- **SOURCE RECORDS**:
## Start

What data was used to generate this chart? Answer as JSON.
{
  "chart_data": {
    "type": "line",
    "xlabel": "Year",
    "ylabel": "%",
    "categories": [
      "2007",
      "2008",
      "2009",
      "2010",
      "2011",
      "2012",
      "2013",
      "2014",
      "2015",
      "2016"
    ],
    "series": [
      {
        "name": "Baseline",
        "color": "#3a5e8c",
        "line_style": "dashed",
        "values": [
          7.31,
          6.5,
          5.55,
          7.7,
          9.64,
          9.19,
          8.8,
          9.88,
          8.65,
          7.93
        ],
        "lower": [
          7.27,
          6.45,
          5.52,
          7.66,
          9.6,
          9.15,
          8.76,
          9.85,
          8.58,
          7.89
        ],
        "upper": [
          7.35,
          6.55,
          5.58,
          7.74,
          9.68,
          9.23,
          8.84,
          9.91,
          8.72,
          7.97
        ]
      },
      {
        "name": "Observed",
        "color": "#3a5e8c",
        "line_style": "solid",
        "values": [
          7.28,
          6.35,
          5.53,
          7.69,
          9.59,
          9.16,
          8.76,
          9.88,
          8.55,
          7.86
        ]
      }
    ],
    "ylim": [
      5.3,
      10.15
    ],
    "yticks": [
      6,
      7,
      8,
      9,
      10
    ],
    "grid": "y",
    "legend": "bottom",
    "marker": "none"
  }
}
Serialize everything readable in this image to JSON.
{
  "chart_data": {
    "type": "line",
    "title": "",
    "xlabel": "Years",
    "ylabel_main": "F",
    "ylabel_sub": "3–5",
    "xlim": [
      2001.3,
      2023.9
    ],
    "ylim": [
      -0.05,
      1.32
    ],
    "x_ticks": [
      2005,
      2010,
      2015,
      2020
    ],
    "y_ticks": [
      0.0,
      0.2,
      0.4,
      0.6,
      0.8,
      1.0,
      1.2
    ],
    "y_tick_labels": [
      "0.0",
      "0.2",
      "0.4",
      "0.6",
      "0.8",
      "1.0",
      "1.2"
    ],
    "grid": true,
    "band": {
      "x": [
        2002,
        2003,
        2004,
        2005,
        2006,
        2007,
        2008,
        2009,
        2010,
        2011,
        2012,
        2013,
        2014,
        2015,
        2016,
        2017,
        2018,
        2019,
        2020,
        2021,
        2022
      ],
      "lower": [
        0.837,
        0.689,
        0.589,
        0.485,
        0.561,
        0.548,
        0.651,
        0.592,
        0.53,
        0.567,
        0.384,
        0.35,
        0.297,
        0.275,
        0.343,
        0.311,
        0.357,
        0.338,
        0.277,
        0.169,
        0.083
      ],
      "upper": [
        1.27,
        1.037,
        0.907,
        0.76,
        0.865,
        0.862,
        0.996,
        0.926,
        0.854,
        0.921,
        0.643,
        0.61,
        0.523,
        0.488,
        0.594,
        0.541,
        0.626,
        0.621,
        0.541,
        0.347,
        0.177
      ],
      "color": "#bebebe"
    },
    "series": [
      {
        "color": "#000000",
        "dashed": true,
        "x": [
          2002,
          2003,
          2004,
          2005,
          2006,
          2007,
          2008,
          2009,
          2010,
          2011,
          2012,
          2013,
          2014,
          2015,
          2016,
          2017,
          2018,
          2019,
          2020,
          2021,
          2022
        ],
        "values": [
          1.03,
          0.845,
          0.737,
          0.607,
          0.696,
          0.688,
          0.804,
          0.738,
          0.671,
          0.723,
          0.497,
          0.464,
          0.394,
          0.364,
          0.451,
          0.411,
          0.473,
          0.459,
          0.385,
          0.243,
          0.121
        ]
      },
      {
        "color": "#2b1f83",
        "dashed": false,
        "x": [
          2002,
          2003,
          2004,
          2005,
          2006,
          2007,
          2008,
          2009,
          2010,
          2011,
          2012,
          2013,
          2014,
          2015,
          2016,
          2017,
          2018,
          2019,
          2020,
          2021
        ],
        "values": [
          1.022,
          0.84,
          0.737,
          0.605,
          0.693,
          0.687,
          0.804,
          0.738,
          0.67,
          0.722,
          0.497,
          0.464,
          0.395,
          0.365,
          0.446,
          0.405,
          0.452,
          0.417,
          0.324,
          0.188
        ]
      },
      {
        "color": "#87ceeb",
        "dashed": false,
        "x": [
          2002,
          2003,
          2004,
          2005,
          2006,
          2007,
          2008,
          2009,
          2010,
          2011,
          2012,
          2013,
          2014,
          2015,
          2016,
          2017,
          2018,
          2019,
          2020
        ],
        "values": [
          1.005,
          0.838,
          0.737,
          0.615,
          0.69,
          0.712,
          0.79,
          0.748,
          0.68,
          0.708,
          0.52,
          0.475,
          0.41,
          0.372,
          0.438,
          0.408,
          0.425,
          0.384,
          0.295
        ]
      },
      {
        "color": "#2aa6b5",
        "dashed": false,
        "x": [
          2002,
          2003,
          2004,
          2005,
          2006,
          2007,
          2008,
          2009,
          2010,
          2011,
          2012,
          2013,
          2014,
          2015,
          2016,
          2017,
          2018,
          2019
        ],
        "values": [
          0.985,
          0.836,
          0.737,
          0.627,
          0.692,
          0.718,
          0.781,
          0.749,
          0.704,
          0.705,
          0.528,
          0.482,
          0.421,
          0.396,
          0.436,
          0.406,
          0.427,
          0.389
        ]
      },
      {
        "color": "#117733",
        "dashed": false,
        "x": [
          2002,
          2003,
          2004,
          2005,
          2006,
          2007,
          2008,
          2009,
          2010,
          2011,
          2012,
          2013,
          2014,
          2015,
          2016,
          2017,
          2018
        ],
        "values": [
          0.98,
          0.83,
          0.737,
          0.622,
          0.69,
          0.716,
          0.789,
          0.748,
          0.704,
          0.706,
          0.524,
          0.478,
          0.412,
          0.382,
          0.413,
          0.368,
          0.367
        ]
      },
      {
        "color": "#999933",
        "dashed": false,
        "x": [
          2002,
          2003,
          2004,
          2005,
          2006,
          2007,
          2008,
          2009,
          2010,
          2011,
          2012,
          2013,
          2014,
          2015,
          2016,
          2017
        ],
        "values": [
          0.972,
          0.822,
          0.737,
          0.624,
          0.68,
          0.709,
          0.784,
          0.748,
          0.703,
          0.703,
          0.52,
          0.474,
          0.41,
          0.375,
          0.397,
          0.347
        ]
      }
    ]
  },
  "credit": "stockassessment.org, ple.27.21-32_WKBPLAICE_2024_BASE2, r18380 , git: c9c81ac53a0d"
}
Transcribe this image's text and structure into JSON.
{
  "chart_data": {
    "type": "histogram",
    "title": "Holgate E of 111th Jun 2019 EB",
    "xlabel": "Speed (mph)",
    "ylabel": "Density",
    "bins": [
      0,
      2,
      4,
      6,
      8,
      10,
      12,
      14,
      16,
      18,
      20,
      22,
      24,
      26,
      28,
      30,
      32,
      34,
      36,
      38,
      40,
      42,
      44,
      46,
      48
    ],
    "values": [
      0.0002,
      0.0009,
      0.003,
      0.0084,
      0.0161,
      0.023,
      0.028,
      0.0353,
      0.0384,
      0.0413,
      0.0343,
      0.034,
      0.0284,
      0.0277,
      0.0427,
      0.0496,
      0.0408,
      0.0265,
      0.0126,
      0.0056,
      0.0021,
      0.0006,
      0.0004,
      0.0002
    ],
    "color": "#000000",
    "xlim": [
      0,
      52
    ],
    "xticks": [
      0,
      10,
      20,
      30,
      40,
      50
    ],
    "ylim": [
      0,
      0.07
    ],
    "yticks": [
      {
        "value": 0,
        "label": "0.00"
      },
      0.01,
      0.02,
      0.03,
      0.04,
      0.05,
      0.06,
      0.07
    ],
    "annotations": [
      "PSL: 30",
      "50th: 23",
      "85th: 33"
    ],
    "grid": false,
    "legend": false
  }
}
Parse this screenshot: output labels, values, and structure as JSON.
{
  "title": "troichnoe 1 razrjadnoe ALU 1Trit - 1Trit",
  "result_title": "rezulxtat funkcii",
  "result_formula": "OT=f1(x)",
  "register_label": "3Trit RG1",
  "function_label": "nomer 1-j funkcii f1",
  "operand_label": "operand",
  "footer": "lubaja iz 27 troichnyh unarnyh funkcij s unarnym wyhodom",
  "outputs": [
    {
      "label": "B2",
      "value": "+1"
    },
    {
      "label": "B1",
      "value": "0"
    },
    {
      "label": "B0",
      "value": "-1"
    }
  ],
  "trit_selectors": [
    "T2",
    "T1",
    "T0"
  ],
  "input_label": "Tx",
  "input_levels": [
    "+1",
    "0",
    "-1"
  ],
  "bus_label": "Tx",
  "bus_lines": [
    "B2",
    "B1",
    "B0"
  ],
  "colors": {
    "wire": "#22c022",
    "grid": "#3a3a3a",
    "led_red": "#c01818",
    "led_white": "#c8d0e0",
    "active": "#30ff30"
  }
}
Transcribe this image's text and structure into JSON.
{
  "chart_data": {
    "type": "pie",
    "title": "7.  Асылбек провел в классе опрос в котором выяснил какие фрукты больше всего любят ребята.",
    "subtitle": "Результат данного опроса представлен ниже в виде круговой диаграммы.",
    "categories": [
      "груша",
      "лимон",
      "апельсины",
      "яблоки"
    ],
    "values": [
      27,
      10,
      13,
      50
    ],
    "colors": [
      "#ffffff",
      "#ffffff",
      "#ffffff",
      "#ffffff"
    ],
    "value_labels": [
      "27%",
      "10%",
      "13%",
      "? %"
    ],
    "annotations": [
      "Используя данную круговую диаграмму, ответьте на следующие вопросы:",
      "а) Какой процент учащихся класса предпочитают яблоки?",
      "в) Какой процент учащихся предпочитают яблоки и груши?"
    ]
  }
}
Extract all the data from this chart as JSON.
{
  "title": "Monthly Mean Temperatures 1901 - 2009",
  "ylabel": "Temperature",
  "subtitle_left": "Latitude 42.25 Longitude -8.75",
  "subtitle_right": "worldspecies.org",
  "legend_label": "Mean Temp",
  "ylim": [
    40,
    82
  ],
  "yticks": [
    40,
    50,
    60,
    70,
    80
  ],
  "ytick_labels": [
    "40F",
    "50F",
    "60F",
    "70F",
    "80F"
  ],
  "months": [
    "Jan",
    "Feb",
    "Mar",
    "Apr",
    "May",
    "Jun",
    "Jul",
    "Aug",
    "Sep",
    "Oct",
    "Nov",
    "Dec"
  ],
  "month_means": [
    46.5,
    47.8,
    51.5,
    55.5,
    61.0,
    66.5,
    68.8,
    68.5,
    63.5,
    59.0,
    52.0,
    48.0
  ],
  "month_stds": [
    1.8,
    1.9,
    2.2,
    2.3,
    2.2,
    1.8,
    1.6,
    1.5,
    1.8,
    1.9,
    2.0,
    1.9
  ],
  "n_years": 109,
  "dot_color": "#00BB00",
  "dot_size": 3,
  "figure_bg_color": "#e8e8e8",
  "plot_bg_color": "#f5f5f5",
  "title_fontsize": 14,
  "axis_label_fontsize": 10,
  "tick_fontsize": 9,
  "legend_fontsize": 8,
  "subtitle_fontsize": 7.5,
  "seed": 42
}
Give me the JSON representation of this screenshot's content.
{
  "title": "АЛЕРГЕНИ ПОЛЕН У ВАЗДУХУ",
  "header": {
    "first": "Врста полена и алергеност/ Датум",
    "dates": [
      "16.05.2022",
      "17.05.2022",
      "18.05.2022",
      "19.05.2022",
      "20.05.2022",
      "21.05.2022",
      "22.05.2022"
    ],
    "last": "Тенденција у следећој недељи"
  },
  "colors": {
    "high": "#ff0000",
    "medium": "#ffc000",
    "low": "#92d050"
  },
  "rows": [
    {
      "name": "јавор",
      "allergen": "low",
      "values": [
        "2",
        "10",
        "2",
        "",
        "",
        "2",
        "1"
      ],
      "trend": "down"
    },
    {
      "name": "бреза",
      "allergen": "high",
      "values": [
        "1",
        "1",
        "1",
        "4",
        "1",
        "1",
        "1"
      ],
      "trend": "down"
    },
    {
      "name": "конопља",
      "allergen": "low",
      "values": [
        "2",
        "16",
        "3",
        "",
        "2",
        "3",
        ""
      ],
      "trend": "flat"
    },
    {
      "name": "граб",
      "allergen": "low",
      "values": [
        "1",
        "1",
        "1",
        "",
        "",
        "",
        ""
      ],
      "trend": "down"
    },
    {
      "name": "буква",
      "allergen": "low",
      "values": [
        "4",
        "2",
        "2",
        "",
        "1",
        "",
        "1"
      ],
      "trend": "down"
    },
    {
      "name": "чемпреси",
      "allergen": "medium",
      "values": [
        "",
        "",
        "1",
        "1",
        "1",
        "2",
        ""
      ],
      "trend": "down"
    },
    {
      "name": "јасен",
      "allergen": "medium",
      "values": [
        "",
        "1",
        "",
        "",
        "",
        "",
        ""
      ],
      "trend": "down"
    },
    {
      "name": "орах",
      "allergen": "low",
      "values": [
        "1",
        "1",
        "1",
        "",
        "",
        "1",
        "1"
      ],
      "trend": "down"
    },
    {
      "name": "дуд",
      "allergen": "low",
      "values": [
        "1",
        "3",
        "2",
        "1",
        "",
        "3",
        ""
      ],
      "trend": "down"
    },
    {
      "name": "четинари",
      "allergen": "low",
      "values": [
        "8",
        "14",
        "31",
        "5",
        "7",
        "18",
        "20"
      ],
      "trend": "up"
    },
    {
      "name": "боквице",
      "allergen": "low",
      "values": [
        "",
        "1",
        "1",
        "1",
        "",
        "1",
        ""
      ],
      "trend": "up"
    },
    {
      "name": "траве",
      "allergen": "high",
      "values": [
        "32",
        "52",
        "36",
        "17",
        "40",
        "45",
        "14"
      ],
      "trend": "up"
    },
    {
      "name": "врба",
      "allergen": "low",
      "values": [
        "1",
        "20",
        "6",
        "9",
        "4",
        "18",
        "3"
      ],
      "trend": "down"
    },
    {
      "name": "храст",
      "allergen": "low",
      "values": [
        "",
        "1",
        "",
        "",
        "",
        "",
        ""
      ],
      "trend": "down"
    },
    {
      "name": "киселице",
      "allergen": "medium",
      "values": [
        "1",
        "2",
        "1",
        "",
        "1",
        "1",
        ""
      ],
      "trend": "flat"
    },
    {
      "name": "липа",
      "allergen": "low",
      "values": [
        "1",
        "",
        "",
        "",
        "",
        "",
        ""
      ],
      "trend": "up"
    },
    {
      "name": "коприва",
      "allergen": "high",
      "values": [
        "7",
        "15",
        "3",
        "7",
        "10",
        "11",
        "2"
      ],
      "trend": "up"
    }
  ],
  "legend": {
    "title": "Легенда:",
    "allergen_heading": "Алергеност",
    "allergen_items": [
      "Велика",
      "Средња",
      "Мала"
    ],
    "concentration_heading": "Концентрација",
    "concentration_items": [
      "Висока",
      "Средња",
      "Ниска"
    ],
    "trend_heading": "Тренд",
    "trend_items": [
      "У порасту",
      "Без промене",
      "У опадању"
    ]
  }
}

## End

- **DIRECTIVE**: In the records above, locate the lines holding the word "type". Copy each of them.

- **SOLUTION BELOW**:
    "type": "line",
    "type": "line",
    "type": "histogram",
    "type": "pie",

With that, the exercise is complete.